# Exercise requirements:
Select every line holding the word "Feed" and copy it.

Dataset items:
"""

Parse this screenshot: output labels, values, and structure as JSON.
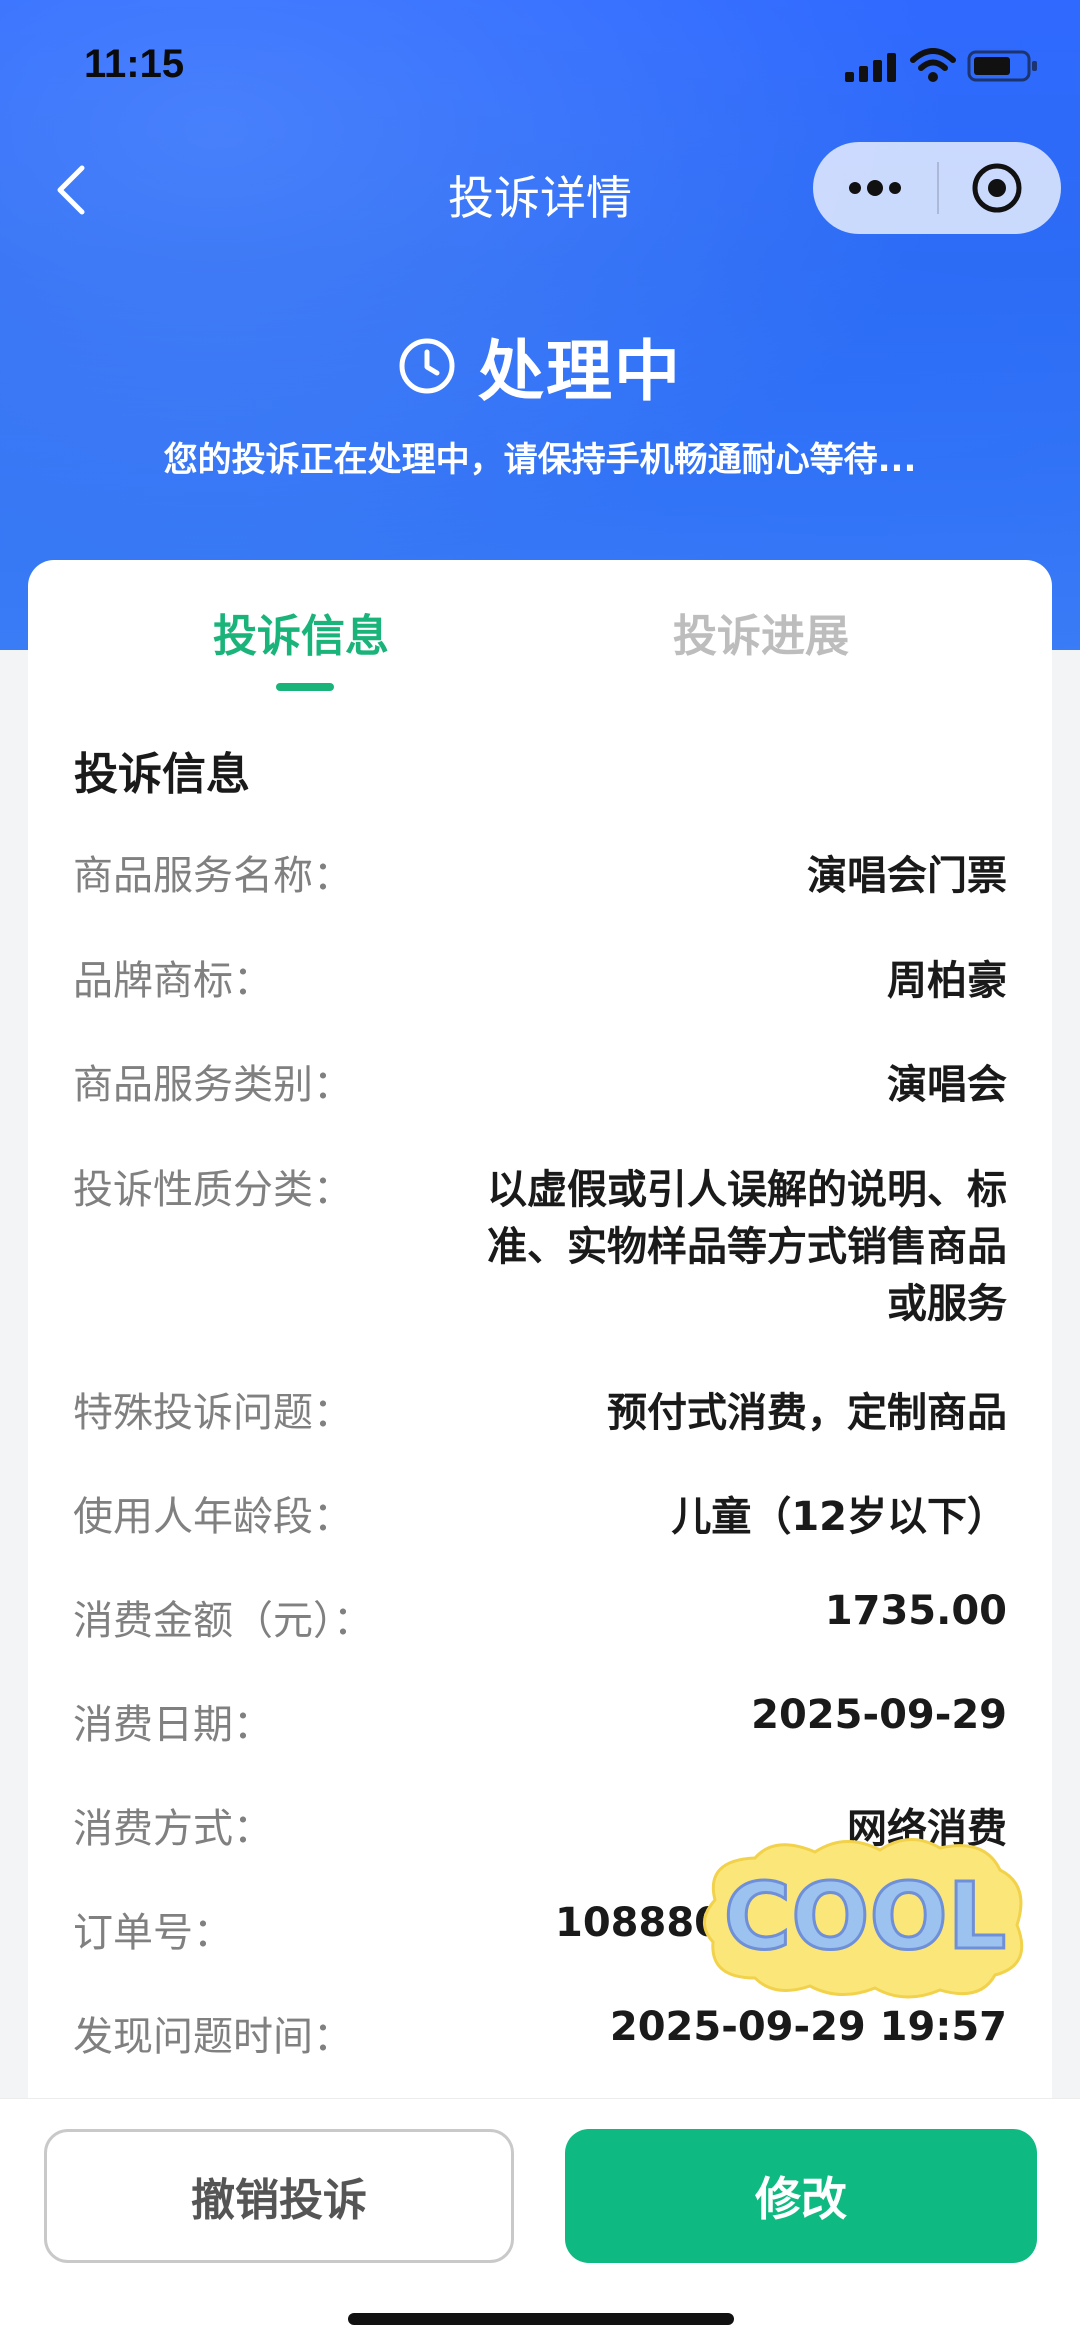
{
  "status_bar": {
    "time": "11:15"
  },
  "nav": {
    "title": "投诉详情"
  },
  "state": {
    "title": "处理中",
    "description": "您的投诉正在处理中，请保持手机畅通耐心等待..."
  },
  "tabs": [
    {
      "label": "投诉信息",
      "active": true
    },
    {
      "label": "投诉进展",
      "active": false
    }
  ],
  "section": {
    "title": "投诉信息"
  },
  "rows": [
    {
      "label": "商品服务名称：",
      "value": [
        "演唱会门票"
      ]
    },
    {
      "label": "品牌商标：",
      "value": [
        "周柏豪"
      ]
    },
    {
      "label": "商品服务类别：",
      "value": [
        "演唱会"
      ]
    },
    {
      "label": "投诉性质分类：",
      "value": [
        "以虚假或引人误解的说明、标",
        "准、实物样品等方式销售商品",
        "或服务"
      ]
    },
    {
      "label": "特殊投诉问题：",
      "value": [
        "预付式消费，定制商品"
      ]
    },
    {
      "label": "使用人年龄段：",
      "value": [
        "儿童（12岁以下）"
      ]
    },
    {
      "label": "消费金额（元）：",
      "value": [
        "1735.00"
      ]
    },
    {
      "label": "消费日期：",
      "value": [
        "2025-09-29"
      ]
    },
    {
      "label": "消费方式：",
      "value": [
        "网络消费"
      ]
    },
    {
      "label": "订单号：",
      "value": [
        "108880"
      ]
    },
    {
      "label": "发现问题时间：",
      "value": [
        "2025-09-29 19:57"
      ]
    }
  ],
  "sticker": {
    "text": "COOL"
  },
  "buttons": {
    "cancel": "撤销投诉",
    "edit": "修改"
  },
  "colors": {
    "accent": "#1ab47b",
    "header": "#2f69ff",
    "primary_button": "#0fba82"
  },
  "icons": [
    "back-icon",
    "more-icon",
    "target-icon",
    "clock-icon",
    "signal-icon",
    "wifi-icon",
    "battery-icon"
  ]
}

"""
"""

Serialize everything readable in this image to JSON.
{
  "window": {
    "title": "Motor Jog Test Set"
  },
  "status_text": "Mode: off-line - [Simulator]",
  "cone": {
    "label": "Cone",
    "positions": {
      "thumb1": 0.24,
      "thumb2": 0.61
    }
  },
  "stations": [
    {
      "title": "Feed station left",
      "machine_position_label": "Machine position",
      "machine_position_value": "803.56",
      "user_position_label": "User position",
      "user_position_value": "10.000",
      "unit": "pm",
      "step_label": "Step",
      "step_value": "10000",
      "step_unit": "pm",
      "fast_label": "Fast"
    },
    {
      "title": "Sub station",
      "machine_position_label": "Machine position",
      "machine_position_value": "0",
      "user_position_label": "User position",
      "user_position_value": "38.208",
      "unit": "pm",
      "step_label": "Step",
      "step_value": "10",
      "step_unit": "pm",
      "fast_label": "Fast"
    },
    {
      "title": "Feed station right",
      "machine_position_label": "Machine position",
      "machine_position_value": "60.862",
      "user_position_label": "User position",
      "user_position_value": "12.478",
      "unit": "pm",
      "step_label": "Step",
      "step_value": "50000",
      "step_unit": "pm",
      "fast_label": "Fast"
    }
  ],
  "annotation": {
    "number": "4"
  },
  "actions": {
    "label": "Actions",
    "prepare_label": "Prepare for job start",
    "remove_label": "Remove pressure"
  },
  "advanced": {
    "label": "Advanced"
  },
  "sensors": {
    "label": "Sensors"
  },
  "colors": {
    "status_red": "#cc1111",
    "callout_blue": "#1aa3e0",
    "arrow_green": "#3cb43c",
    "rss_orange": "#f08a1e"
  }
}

"""
"""

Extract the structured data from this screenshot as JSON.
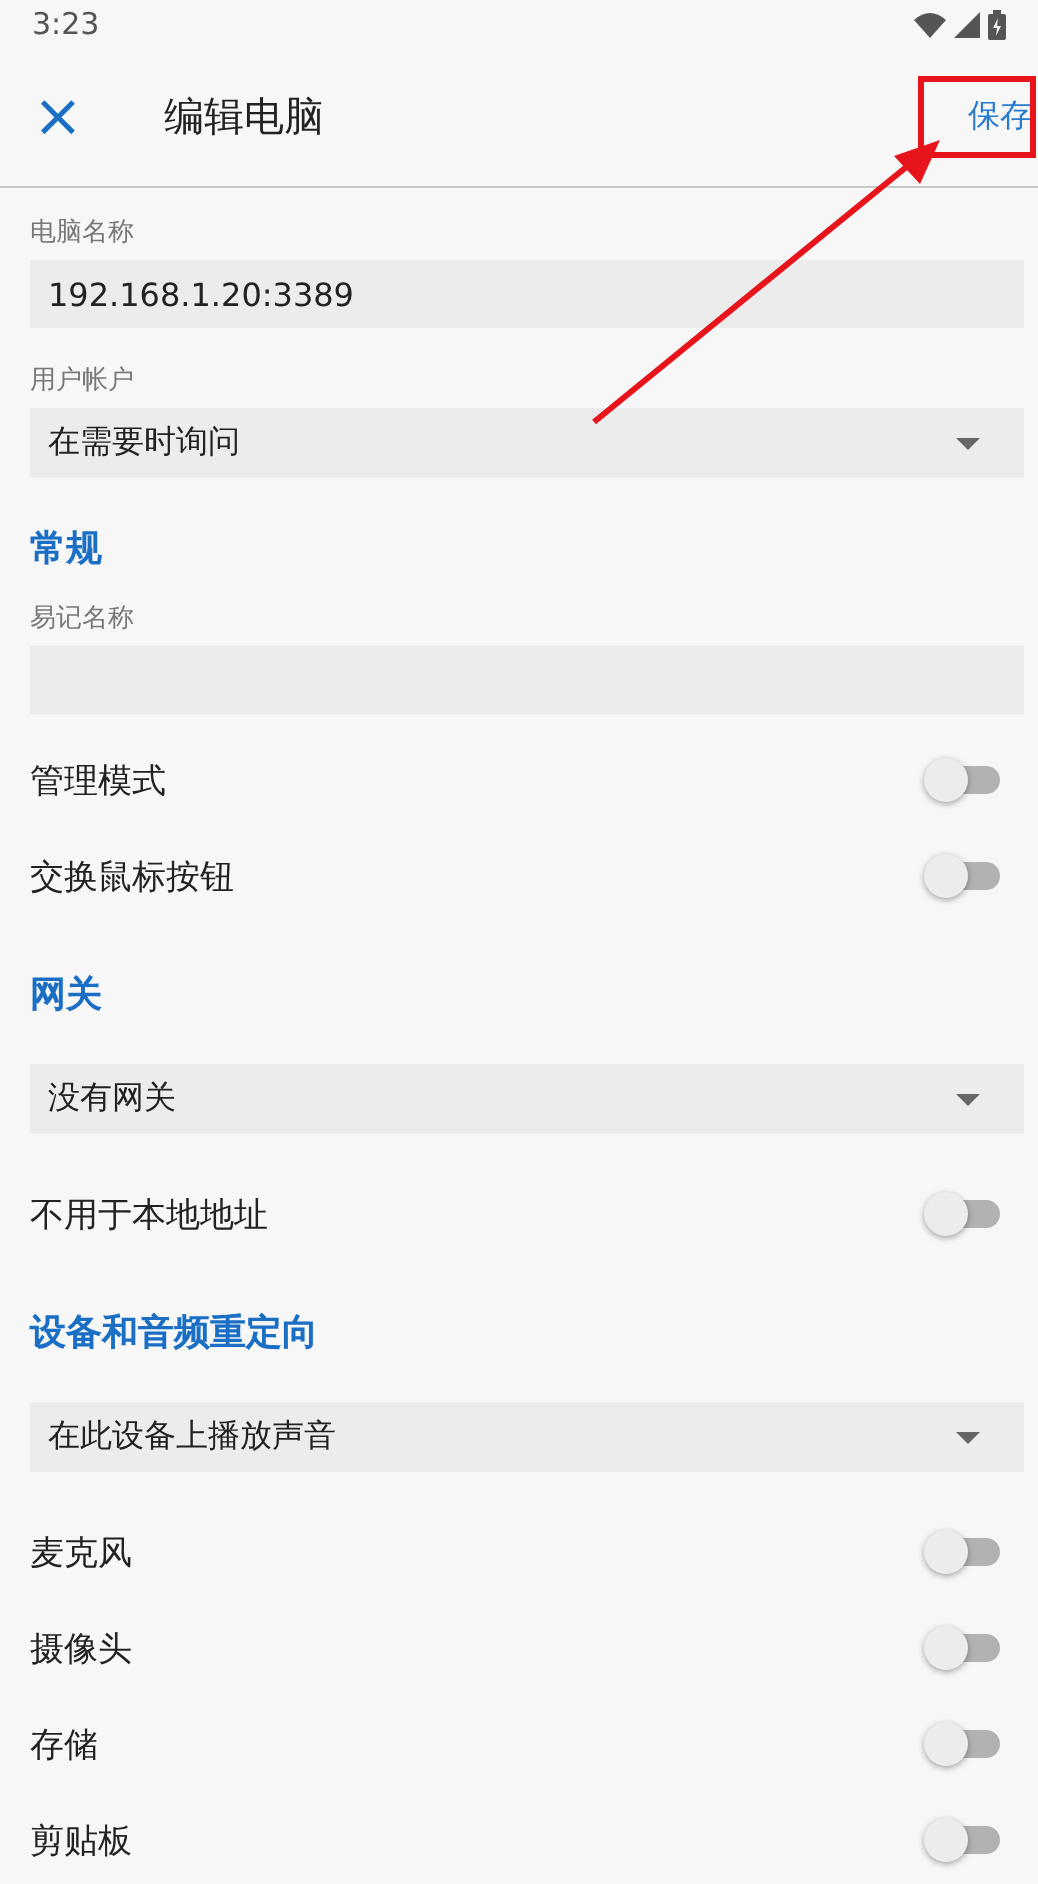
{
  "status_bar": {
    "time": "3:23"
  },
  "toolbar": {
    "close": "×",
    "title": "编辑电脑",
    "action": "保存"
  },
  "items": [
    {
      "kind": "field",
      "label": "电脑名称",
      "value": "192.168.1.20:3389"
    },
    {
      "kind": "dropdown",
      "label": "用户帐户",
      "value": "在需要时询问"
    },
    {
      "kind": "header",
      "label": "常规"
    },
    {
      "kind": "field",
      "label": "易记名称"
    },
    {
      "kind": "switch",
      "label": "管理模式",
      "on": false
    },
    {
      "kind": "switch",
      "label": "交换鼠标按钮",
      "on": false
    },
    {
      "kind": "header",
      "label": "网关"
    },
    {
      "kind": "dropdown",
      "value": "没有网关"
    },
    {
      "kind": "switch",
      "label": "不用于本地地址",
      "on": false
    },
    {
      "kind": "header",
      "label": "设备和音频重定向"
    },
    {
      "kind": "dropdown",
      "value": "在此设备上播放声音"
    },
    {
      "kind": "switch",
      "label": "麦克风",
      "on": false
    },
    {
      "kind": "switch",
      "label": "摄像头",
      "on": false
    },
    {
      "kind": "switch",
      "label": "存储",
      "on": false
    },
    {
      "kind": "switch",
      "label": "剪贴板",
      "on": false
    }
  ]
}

"""

# Answer to this task:
      "title": "Feed station left",
      "title": "Feed station right",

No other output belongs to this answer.